* START DATA IN THIS EXERCISE *
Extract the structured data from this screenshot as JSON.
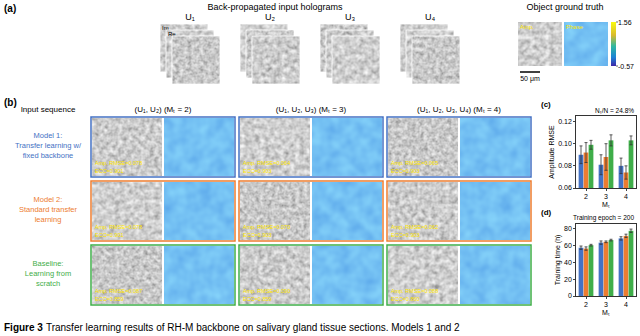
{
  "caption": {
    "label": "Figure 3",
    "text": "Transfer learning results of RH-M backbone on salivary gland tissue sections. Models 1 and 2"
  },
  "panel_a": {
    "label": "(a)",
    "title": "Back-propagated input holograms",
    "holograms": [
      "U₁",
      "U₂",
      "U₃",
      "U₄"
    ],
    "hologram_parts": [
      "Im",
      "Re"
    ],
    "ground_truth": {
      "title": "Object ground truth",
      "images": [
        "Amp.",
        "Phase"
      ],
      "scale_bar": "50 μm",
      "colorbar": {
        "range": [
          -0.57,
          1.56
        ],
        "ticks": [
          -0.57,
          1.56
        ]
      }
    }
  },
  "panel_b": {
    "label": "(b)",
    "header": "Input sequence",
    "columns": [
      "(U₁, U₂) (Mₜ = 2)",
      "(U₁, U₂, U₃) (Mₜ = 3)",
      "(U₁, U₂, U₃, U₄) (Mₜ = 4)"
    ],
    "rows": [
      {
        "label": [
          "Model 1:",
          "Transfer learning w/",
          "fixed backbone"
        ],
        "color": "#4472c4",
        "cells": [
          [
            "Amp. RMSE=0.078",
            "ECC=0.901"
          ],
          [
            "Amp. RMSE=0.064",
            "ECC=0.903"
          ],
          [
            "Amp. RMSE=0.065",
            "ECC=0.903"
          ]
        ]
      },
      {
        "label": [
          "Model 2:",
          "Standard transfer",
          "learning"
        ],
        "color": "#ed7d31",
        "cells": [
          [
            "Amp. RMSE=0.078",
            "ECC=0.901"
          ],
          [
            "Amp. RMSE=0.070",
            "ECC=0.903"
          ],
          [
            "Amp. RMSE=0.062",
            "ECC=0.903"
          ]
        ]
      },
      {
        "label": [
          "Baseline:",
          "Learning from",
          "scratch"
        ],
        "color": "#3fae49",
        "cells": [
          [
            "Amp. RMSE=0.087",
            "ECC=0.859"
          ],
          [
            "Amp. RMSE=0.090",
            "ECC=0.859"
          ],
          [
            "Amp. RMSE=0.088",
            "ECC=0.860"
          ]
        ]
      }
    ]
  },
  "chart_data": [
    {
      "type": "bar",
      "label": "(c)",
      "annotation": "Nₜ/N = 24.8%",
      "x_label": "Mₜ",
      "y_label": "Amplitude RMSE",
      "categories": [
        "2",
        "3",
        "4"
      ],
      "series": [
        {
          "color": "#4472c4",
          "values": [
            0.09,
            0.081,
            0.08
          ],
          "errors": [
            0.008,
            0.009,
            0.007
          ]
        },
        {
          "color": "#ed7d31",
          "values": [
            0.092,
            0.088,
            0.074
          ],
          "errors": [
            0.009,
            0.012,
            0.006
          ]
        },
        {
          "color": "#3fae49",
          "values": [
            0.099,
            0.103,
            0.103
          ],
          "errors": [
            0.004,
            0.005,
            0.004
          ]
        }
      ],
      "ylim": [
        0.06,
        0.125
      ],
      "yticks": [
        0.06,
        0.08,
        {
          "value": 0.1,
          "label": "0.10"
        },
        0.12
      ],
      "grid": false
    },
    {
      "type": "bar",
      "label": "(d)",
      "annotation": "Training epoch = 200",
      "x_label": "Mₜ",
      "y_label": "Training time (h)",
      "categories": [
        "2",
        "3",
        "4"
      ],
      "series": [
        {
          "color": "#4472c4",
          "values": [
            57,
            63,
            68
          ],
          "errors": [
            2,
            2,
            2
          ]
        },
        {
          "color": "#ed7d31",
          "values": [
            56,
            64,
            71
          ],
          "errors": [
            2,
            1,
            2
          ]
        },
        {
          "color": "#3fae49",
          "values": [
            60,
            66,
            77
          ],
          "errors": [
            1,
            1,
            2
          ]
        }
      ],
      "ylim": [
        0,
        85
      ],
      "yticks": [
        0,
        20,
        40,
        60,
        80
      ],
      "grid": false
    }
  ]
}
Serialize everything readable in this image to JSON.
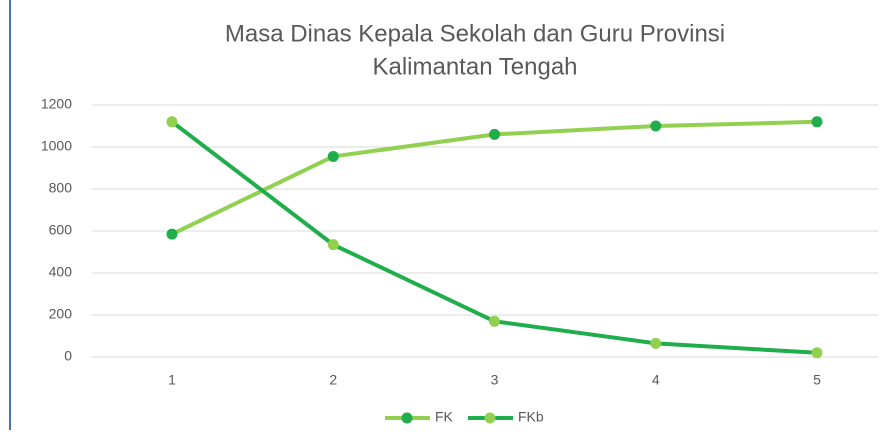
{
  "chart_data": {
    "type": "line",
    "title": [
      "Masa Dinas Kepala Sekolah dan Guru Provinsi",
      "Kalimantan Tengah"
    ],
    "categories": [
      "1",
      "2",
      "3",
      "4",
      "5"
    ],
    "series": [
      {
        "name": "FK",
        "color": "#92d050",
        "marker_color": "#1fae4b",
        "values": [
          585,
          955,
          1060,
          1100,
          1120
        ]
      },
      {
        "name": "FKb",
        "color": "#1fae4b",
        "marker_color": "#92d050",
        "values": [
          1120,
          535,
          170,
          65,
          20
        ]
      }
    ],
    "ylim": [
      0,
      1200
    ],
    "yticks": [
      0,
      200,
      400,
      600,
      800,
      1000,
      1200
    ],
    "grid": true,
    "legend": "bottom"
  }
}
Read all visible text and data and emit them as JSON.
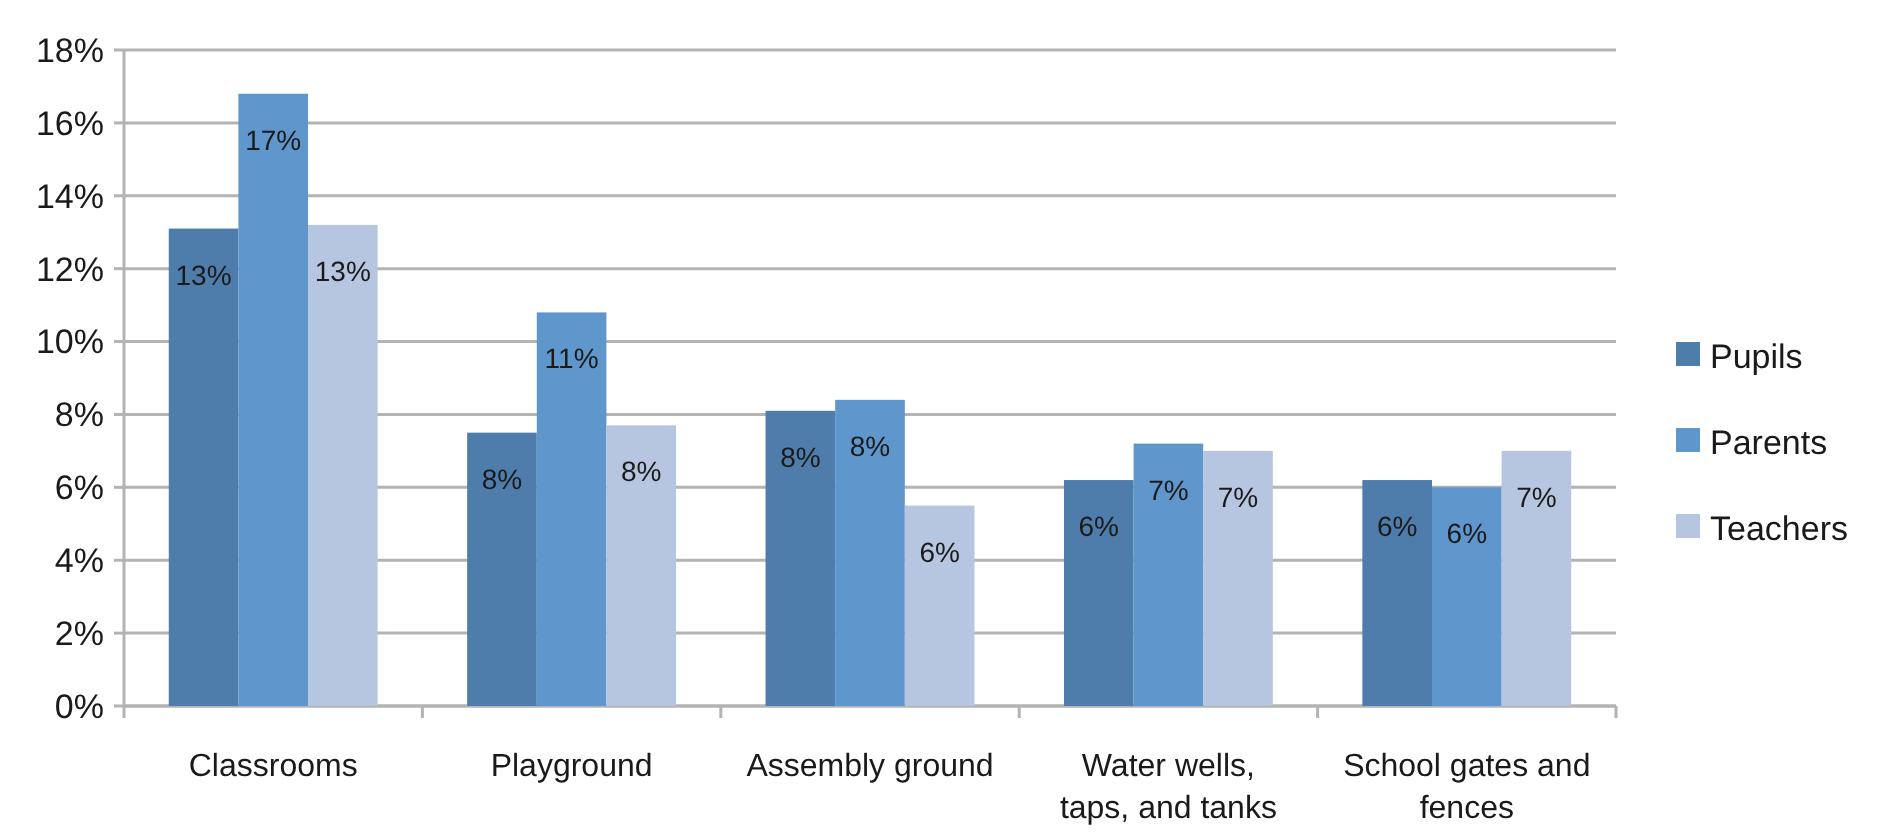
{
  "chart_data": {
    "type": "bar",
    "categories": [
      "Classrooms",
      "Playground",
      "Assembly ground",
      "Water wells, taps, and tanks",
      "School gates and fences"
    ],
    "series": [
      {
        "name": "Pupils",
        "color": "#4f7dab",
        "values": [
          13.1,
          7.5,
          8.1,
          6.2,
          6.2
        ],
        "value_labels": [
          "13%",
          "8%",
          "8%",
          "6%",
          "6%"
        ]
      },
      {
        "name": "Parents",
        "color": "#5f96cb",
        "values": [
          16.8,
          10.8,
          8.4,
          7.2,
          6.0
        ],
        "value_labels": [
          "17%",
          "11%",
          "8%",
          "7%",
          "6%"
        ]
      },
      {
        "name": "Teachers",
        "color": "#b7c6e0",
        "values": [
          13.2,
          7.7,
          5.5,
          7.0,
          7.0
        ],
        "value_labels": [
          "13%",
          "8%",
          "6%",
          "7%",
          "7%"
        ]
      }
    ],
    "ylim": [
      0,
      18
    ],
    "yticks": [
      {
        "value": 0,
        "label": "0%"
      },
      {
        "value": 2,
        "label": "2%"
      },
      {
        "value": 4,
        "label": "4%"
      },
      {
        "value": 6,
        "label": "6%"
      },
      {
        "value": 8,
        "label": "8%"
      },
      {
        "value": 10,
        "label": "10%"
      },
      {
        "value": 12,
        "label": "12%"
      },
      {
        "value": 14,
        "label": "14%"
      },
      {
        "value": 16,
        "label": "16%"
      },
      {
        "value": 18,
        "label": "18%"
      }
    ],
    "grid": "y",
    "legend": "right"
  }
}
* END DATA IN THIS EXERCISE *
TASK STATEMENT
Pictures are not part of the copy; output everything else in the records exactly.

EXERCISE SOLUTION
Extract the structured data from this screenshot as JSON.
{
  "caption": {
    "label": "Figure 3",
    "text": "Transfer learning results of RH-M backbone on salivary gland tissue sections. Models 1 and 2"
  },
  "panel_a": {
    "label": "(a)",
    "title": "Back-propagated input holograms",
    "holograms": [
      "U₁",
      "U₂",
      "U₃",
      "U₄"
    ],
    "hologram_parts": [
      "Im",
      "Re"
    ],
    "ground_truth": {
      "title": "Object ground truth",
      "images": [
        "Amp.",
        "Phase"
      ],
      "scale_bar": "50 μm",
      "colorbar": {
        "range": [
          -0.57,
          1.56
        ],
        "ticks": [
          -0.57,
          1.56
        ]
      }
    }
  },
  "panel_b": {
    "label": "(b)",
    "header": "Input sequence",
    "columns": [
      "(U₁, U₂) (Mₜ = 2)",
      "(U₁, U₂, U₃) (Mₜ = 3)",
      "(U₁, U₂, U₃, U₄) (Mₜ = 4)"
    ],
    "rows": [
      {
        "label": [
          "Model 1:",
          "Transfer learning w/",
          "fixed backbone"
        ],
        "color": "#4472c4",
        "cells": [
          [
            "Amp. RMSE=0.078",
            "ECC=0.901"
          ],
          [
            "Amp. RMSE=0.064",
            "ECC=0.903"
          ],
          [
            "Amp. RMSE=0.065",
            "ECC=0.903"
          ]
        ]
      },
      {
        "label": [
          "Model 2:",
          "Standard transfer",
          "learning"
        ],
        "color": "#ed7d31",
        "cells": [
          [
            "Amp. RMSE=0.078",
            "ECC=0.901"
          ],
          [
            "Amp. RMSE=0.070",
            "ECC=0.903"
          ],
          [
            "Amp. RMSE=0.062",
            "ECC=0.903"
          ]
        ]
      },
      {
        "label": [
          "Baseline:",
          "Learning from",
          "scratch"
        ],
        "color": "#3fae49",
        "cells": [
          [
            "Amp. RMSE=0.087",
            "ECC=0.859"
          ],
          [
            "Amp. RMSE=0.090",
            "ECC=0.859"
          ],
          [
            "Amp. RMSE=0.088",
            "ECC=0.860"
          ]
        ]
      }
    ]
  },
  "chart_data": [
    {
      "type": "bar",
      "label": "(c)",
      "annotation": "Nₜ/N = 24.8%",
      "x_label": "Mₜ",
      "y_label": "Amplitude RMSE",
      "categories": [
        "2",
        "3",
        "4"
      ],
      "series": [
        {
          "color": "#4472c4",
          "values": [
            0.09,
            0.081,
            0.08
          ],
          "errors": [
            0.008,
            0.009,
            0.007
          ]
        },
        {
          "color": "#ed7d31",
          "values": [
            0.092,
            0.088,
            0.074
          ],
          "errors": [
            0.009,
            0.012,
            0.006
          ]
        },
        {
          "color": "#3fae49",
          "values": [
            0.099,
            0.103,
            0.103
          ],
          "errors": [
            0.004,
            0.005,
            0.004
          ]
        }
      ],
      "ylim": [
        0.06,
        0.125
      ],
      "yticks": [
        0.06,
        0.08,
        {
          "value": 0.1,
          "label": "0.10"
        },
        0.12
      ],
      "grid": false
    },
    {
      "type": "bar",
      "label": "(d)",
      "annotation": "Training epoch = 200",
      "x_label": "Mₜ",
      "y_label": "Training time (h)",
      "categories": [
        "2",
        "3",
        "4"
      ],
      "series": [
        {
          "color": "#4472c4",
          "values": [
            57,
            63,
            68
          ],
          "errors": [
            2,
            2,
            2
          ]
        },
        {
          "color": "#ed7d31",
          "values": [
            56,
            64,
            71
          ],
          "errors": [
            2,
            1,
            2
          ]
        },
        {
          "color": "#3fae49",
          "values": [
            60,
            66,
            77
          ],
          "errors": [
            1,
            1,
            2
          ]
        }
      ],
      "ylim": [
        0,
        85
      ],
      "yticks": [
        0,
        20,
        40,
        60,
        80
      ],
      "grid": false
    }
  ]
}
Serialize everything readable in this image to JSON.
{
  "chart_data": {
    "type": "line",
    "title": [
      "Masa Dinas Kepala Sekolah dan Guru Provinsi",
      "Kalimantan Tengah"
    ],
    "categories": [
      "1",
      "2",
      "3",
      "4",
      "5"
    ],
    "series": [
      {
        "name": "FK",
        "color": "#92d050",
        "marker_color": "#1fae4b",
        "values": [
          585,
          955,
          1060,
          1100,
          1120
        ]
      },
      {
        "name": "FKb",
        "color": "#1fae4b",
        "marker_color": "#92d050",
        "values": [
          1120,
          535,
          170,
          65,
          20
        ]
      }
    ],
    "ylim": [
      0,
      1200
    ],
    "yticks": [
      0,
      200,
      400,
      600,
      800,
      1000,
      1200
    ],
    "grid": true,
    "legend": "bottom"
  }
}
Read all visible text and data and emit them as JSON.
{
  "chart_data": {
    "type": "bar",
    "categories": [
      "Classrooms",
      "Playground",
      "Assembly ground",
      "Water wells, taps, and tanks",
      "School gates and fences"
    ],
    "series": [
      {
        "name": "Pupils",
        "color": "#4f7dab",
        "values": [
          13.1,
          7.5,
          8.1,
          6.2,
          6.2
        ],
        "value_labels": [
          "13%",
          "8%",
          "8%",
          "6%",
          "6%"
        ]
      },
      {
        "name": "Parents",
        "color": "#5f96cb",
        "values": [
          16.8,
          10.8,
          8.4,
          7.2,
          6.0
        ],
        "value_labels": [
          "17%",
          "11%",
          "8%",
          "7%",
          "6%"
        ]
      },
      {
        "name": "Teachers",
        "color": "#b7c6e0",
        "values": [
          13.2,
          7.7,
          5.5,
          7.0,
          7.0
        ],
        "value_labels": [
          "13%",
          "8%",
          "6%",
          "7%",
          "7%"
        ]
      }
    ],
    "ylim": [
      0,
      18
    ],
    "yticks": [
      {
        "value": 0,
        "label": "0%"
      },
      {
        "value": 2,
        "label": "2%"
      },
      {
        "value": 4,
        "label": "4%"
      },
      {
        "value": 6,
        "label": "6%"
      },
      {
        "value": 8,
        "label": "8%"
      },
      {
        "value": 10,
        "label": "10%"
      },
      {
        "value": 12,
        "label": "12%"
      },
      {
        "value": 14,
        "label": "14%"
      },
      {
        "value": 16,
        "label": "16%"
      },
      {
        "value": 18,
        "label": "18%"
      }
    ],
    "grid": "y",
    "legend": "right"
  }
}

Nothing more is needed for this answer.